[Dataset entries]
────────────────────

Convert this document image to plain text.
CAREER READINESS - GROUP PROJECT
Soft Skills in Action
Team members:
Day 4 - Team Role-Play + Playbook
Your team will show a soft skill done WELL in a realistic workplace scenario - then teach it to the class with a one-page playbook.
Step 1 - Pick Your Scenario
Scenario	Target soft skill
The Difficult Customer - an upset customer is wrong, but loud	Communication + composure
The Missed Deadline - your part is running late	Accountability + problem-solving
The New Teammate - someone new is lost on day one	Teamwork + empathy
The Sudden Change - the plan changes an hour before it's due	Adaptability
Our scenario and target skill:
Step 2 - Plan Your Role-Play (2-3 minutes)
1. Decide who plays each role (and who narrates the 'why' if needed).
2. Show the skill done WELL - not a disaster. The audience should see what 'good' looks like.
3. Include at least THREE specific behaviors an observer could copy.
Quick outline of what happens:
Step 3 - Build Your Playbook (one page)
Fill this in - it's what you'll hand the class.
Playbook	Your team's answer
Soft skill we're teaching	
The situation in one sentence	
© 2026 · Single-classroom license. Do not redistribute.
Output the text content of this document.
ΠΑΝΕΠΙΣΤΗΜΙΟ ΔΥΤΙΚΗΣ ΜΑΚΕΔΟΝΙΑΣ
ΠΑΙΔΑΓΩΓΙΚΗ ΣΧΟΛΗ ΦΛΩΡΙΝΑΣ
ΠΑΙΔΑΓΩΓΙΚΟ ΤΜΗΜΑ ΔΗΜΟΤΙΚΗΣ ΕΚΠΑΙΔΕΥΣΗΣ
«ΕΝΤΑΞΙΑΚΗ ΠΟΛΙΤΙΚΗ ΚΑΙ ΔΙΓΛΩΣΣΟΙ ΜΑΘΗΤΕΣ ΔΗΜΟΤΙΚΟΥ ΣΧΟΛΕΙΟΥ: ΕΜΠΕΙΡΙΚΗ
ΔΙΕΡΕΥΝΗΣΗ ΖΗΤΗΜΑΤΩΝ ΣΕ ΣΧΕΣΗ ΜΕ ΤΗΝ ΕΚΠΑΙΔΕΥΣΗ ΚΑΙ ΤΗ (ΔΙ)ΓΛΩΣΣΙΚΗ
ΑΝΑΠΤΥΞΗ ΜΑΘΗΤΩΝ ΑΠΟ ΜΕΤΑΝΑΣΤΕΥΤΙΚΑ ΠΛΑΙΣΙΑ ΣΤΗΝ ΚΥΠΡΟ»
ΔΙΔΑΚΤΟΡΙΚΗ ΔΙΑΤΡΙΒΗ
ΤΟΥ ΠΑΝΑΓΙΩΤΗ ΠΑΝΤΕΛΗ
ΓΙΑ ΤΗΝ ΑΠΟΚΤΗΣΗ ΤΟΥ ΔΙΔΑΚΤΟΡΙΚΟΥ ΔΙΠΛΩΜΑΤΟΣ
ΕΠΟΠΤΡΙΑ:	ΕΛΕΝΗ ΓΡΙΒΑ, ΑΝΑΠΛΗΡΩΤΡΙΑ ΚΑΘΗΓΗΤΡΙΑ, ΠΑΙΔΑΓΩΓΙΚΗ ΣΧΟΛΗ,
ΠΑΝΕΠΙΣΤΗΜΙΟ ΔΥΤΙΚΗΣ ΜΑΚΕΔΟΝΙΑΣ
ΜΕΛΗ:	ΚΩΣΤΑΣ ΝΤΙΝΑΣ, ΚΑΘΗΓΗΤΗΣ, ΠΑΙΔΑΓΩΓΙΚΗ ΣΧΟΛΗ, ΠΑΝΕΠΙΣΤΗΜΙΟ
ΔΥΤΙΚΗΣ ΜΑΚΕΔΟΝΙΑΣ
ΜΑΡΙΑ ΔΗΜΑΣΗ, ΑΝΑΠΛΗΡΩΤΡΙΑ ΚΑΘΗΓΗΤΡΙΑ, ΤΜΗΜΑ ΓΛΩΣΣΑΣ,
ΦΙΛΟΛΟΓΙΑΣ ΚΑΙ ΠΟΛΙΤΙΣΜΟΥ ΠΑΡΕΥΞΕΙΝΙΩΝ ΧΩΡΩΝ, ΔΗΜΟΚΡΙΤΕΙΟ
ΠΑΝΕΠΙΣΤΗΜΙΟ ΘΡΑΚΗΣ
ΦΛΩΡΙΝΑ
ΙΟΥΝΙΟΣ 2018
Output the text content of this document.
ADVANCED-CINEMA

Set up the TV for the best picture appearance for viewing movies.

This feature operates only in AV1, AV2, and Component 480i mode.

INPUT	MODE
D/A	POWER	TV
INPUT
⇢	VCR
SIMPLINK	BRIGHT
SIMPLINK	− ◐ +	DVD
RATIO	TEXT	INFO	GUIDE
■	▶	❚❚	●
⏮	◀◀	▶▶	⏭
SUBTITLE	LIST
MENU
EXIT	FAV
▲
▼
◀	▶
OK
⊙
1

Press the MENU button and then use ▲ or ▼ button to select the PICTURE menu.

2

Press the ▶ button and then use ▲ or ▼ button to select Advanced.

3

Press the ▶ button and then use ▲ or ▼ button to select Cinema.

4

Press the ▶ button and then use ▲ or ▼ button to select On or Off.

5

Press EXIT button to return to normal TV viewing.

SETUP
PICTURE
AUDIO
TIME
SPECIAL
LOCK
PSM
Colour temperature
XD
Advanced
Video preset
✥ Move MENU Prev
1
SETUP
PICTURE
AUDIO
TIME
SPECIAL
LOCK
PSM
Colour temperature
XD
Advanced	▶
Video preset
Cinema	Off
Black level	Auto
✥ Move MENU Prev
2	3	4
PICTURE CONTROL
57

────────────────────

→ Exercise details:
Return the listing above in full, character for character.

→ Exercise result:
Convert this document image to plain text.
CAREER READINESS - GROUP PROJECT
Soft Skills in Action
Team members:
Day 4 - Team Role-Play + Playbook
Your team will show a soft skill done WELL in a realistic workplace scenario - then teach it to the class with a one-page playbook.
Step 1 - Pick Your Scenario
Scenario	Target soft skill
The Difficult Customer - an upset customer is wrong, but loud	Communication + composure
The Missed Deadline - your part is running late	Accountability + problem-solving
The New Teammate - someone new is lost on day one	Teamwork + empathy
The Sudden Change - the plan changes an hour before it's due	Adaptability
Our scenario and target skill:
Step 2 - Plan Your Role-Play (2-3 minutes)
1. Decide who plays each role (and who narrates the 'why' if needed).
2. Show the skill done WELL - not a disaster. The audience should see what 'good' looks like.
3. Include at least THREE specific behaviors an observer could copy.
Quick outline of what happens:
Step 3 - Build Your Playbook (one page)
Fill this in - it's what you'll hand the class.
Playbook	Your team's answer
Soft skill we're teaching	
The situation in one sentence	
© 2026 · Single-classroom license. Do not redistribute.
Output the text content of this document.
ΠΑΝΕΠΙΣΤΗΜΙΟ ΔΥΤΙΚΗΣ ΜΑΚΕΔΟΝΙΑΣ
ΠΑΙΔΑΓΩΓΙΚΗ ΣΧΟΛΗ ΦΛΩΡΙΝΑΣ
ΠΑΙΔΑΓΩΓΙΚΟ ΤΜΗΜΑ ΔΗΜΟΤΙΚΗΣ ΕΚΠΑΙΔΕΥΣΗΣ
«ΕΝΤΑΞΙΑΚΗ ΠΟΛΙΤΙΚΗ ΚΑΙ ΔΙΓΛΩΣΣΟΙ ΜΑΘΗΤΕΣ ΔΗΜΟΤΙΚΟΥ ΣΧΟΛΕΙΟΥ: ΕΜΠΕΙΡΙΚΗ
ΔΙΕΡΕΥΝΗΣΗ ΖΗΤΗΜΑΤΩΝ ΣΕ ΣΧΕΣΗ ΜΕ ΤΗΝ ΕΚΠΑΙΔΕΥΣΗ ΚΑΙ ΤΗ (ΔΙ)ΓΛΩΣΣΙΚΗ
ΑΝΑΠΤΥΞΗ ΜΑΘΗΤΩΝ ΑΠΟ ΜΕΤΑΝΑΣΤΕΥΤΙΚΑ ΠΛΑΙΣΙΑ ΣΤΗΝ ΚΥΠΡΟ»
ΔΙΔΑΚΤΟΡΙΚΗ ΔΙΑΤΡΙΒΗ
ΤΟΥ ΠΑΝΑΓΙΩΤΗ ΠΑΝΤΕΛΗ
ΓΙΑ ΤΗΝ ΑΠΟΚΤΗΣΗ ΤΟΥ ΔΙΔΑΚΤΟΡΙΚΟΥ ΔΙΠΛΩΜΑΤΟΣ
ΕΠΟΠΤΡΙΑ:	ΕΛΕΝΗ ΓΡΙΒΑ, ΑΝΑΠΛΗΡΩΤΡΙΑ ΚΑΘΗΓΗΤΡΙΑ, ΠΑΙΔΑΓΩΓΙΚΗ ΣΧΟΛΗ,
ΠΑΝΕΠΙΣΤΗΜΙΟ ΔΥΤΙΚΗΣ ΜΑΚΕΔΟΝΙΑΣ
ΜΕΛΗ:	ΚΩΣΤΑΣ ΝΤΙΝΑΣ, ΚΑΘΗΓΗΤΗΣ, ΠΑΙΔΑΓΩΓΙΚΗ ΣΧΟΛΗ, ΠΑΝΕΠΙΣΤΗΜΙΟ
ΔΥΤΙΚΗΣ ΜΑΚΕΔΟΝΙΑΣ
ΜΑΡΙΑ ΔΗΜΑΣΗ, ΑΝΑΠΛΗΡΩΤΡΙΑ ΚΑΘΗΓΗΤΡΙΑ, ΤΜΗΜΑ ΓΛΩΣΣΑΣ,
ΦΙΛΟΛΟΓΙΑΣ ΚΑΙ ΠΟΛΙΤΙΣΜΟΥ ΠΑΡΕΥΞΕΙΝΙΩΝ ΧΩΡΩΝ, ΔΗΜΟΚΡΙΤΕΙΟ
ΠΑΝΕΠΙΣΤΗΜΙΟ ΘΡΑΚΗΣ
ΦΛΩΡΙΝΑ
ΙΟΥΝΙΟΣ 2018
Output the text content of this document.
ADVANCED-CINEMA

Set up the TV for the best picture appearance for viewing movies.

This feature operates only in AV1, AV2, and Component 480i mode.

INPUT	MODE
D/A	POWER	TV
INPUT
⇢	VCR
SIMPLINK	BRIGHT
SIMPLINK	− ◐ +	DVD
RATIO	TEXT	INFO	GUIDE
■	▶	❚❚	●
⏮	◀◀	▶▶	⏭
SUBTITLE	LIST
MENU
EXIT	FAV
▲
▼
◀	▶
OK
⊙
1

Press the MENU button and then use ▲ or ▼ button to select the PICTURE menu.

2

Press the ▶ button and then use ▲ or ▼ button to select Advanced.

3

Press the ▶ button and then use ▲ or ▼ button to select Cinema.

4

Press the ▶ button and then use ▲ or ▼ button to select On or Off.

5

Press EXIT button to return to normal TV viewing.

SETUP
PICTURE
AUDIO
TIME
SPECIAL
LOCK
PSM
Colour temperature
XD
Advanced
Video preset
✥ Move MENU Prev
1
SETUP
PICTURE
AUDIO
TIME
SPECIAL
LOCK
PSM
Colour temperature
XD
Advanced	▶
Video preset
Cinema	Off
Black level	Auto
✥ Move MENU Prev
2	3	4
PICTURE CONTROL
57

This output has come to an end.